→ **EXCERPT PROVIDED**
···

In other words, you are already the "pack leader" so to speak. You control all the stuff: food, toys, treats, access to outside etc. dogs have to practice "dominance" so to speak on each OTHER because they don't have "one up" on one another like humans do with their control of resources. 

I love it when mine look at me with the expression of "what can I do to get [that]"  but we also do time outs or removal for really serious behaviors like squabbling, or biting during play (Josefina used to be really bad about putting her mouth on other dogs if they got the toy first) but with a "one strike & your out" where if she gets uppity with anyone during play she is on tie down for the rest of the session.

@Cranastic I didn't know Miley Cyrus owned a AKK also, interesting 

@Hueyeats as someone who has a lot of opinions that others don't like, (usually not dog related) but occasionally we have disagreed about things like making snap decisions on adopters, how some dogs need a clear negative consequence for certain behaviors.

That's cool, people can disagree sometimes & even get into some heated debates about other topics but it doesn't mean we are stalking each other or picking on one another, it just means we have a lot of conflicting views  it doesn't mean we hate each other or don't respect one another.


----------



## Crantastic (Feb 3, 2010)

OwnedbyACDs said:


> @Cranastic I didn't know Miley Cyrus owned a AKK also, interesting


Yeah! His name is Floyd and she seems to take great care of him. Good food, lots of walks, and he looks to be happy and in good health. Always nice to see celebs spending a lot of time with their dogs. Here are some photos. One of the captions is wrong, though; Floyd was not a rescue. He came from a good breeder.



> That's cool, people can disagree sometimes & even get into some heated debates about other topics but it doesn't mean we are stalking each other or picking on one another, it just means we have a lot of conflicting views  it doesn't mean we hate each other or don't respect one another.


Yeah. I don't think there's anyone on this forum that I agree with 100% of the time. There are some people where it seems like the split is around 50/50, haha. Even if I'm arguing with these people half the time, that doesn't mean that I think they're stupid or dislike them. It just means that I disagree about whatever subject we're discussing at the time.


----------



## Amaryllis (Dec 28, 2011)

I'll just ignore Huey's banana beaver cycling Gaelic stapler*, and get back to the OP's question.

···

Layout records:

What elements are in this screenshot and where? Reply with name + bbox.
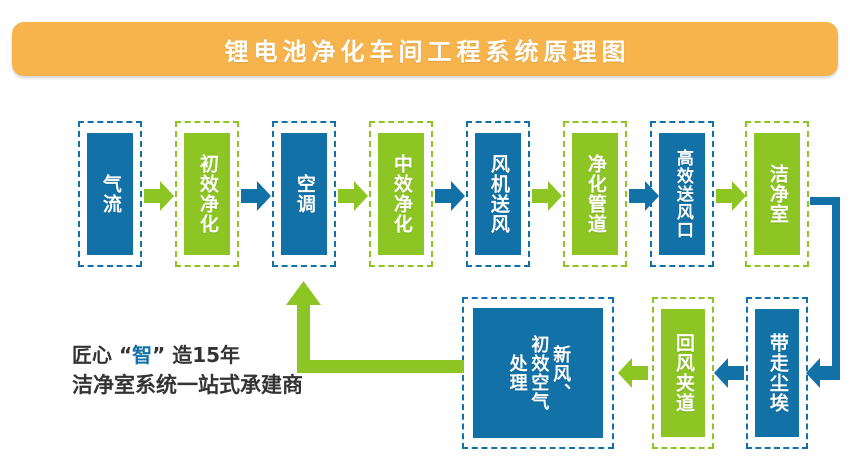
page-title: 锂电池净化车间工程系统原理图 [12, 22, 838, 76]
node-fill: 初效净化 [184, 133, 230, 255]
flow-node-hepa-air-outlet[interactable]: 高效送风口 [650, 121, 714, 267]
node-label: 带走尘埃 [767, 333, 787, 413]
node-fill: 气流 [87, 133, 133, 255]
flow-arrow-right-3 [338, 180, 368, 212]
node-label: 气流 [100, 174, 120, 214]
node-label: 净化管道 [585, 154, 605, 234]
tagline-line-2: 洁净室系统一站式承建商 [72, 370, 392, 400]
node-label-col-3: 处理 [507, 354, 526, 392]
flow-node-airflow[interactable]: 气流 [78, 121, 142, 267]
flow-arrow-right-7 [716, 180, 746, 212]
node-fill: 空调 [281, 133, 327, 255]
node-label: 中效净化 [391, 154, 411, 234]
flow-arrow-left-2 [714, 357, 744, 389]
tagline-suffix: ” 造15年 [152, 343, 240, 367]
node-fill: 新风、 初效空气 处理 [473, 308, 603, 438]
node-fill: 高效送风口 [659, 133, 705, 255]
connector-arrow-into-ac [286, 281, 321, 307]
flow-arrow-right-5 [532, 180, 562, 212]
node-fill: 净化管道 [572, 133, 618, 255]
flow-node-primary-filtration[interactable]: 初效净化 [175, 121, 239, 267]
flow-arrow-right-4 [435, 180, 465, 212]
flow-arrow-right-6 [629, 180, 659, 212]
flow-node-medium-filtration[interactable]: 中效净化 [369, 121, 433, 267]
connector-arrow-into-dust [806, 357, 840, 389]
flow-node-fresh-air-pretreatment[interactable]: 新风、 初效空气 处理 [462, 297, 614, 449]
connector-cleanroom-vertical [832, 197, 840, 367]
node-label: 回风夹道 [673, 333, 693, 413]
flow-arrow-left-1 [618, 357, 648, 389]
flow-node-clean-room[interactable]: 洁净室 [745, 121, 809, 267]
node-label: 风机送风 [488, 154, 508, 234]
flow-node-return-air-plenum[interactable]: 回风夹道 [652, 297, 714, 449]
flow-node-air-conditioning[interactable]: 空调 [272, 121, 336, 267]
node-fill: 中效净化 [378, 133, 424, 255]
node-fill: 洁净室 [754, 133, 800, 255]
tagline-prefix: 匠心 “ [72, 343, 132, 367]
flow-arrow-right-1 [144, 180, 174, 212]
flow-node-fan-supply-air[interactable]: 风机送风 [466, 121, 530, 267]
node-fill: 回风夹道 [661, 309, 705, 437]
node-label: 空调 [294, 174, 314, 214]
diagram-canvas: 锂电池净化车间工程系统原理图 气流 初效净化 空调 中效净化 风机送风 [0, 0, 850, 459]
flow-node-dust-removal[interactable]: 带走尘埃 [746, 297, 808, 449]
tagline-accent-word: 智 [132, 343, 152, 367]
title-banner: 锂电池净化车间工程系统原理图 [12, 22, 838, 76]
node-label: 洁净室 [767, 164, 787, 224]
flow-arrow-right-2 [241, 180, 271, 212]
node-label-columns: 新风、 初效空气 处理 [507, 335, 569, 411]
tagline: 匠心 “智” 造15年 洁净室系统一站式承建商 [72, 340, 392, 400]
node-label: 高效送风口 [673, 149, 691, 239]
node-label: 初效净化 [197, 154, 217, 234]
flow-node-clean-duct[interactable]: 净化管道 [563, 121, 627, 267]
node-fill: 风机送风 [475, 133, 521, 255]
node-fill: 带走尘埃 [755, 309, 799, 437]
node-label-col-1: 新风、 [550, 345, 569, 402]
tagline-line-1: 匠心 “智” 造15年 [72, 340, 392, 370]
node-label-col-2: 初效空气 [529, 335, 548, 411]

···

→ **EXERCISE SET**
**1.** According to the forum excerpt, where did Floyd come from?
**2.** Reproduce the layout rows verbatim, starting with the line that contains "page-title: 锂电池净化车间工程系统原理图 [12, 22, 838, 76]" and stopping after the line that contains "flow-arrow-right-6 [629, 180, 659, 212]".
The forum excerpt and the rows were drawn from unrelated sources.

→ **TASK-BY-TASK SOLUTIONS**
**1.** He came from a good breeder.

**2.**
page-title: 锂电池净化车间工程系统原理图 [12, 22, 838, 76]
node-fill: 初效净化 [184, 133, 230, 255]
flow-node-hepa-air-outlet[interactable]: 高效送风口 [650, 121, 714, 267]
node-label: 带走尘埃 [767, 333, 787, 413]
node-fill: 气流 [87, 133, 133, 255]
flow-arrow-right-3 [338, 180, 368, 212]
node-label: 气流 [100, 174, 120, 214]
node-label: 净化管道 [585, 154, 605, 234]
tagline-line-2: 洁净室系统一站式承建商 [72, 370, 392, 400]
node-label-col-3: 处理 [507, 354, 526, 392]
flow-node-airflow[interactable]: 气流 [78, 121, 142, 267]
flow-arrow-right-7 [716, 180, 746, 212]
node-fill: 空调 [281, 133, 327, 255]
node-label: 中效净化 [391, 154, 411, 234]
flow-arrow-left-2 [714, 357, 744, 389]
tagline-suffix: ” 造15年 [152, 343, 240, 367]
node-fill: 新风、 初效空气 处理 [473, 308, 603, 438]
node-fill: 高效送风口 [659, 133, 705, 255]
connector-arrow-into-ac [286, 281, 321, 307]
flow-arrow-right-5 [532, 180, 562, 212]
node-fill: 净化管道 [572, 133, 618, 255]
flow-node-primary-filtration[interactable]: 初效净化 [175, 121, 239, 267]
flow-arrow-right-4 [435, 180, 465, 212]
flow-arrow-right-6 [629, 180, 659, 212]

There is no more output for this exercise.